■ Information shown ■
:::::

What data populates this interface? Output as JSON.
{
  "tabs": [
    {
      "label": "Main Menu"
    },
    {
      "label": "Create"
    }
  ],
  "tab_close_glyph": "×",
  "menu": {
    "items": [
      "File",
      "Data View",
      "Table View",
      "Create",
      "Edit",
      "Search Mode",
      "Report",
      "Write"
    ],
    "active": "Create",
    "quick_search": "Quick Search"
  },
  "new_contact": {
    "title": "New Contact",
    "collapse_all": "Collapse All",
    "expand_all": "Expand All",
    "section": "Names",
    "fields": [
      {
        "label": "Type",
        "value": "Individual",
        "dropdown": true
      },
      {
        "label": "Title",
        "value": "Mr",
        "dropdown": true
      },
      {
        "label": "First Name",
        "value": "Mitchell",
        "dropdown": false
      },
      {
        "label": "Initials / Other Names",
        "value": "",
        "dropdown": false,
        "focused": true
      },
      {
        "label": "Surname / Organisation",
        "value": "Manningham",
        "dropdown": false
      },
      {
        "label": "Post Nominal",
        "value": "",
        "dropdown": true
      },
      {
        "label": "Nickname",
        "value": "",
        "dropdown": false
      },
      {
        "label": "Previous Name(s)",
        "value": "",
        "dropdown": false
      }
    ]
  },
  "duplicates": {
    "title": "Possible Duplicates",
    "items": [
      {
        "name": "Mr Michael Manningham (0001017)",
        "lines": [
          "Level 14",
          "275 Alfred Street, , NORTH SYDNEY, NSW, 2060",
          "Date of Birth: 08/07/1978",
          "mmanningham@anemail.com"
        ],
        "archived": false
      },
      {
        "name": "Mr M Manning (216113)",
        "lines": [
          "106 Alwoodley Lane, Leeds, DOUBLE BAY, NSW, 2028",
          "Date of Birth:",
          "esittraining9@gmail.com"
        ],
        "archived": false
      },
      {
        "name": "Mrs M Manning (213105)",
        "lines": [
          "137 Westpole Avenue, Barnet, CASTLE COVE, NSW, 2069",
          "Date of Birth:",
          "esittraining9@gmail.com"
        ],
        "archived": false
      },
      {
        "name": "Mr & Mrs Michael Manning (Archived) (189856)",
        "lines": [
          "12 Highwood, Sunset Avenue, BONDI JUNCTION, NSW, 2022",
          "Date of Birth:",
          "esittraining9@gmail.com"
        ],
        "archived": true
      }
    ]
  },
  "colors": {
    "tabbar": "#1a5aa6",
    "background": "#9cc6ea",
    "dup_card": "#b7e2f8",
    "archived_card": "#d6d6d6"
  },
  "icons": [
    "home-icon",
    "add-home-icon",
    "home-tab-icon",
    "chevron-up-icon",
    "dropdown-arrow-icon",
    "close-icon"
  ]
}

:::::

■ Exercise directions ■
List the lines of the material in which the word "home" occurs.

■ Answer for the task ■
    "home-icon",
    "add-home-icon",
    "home-tab-icon",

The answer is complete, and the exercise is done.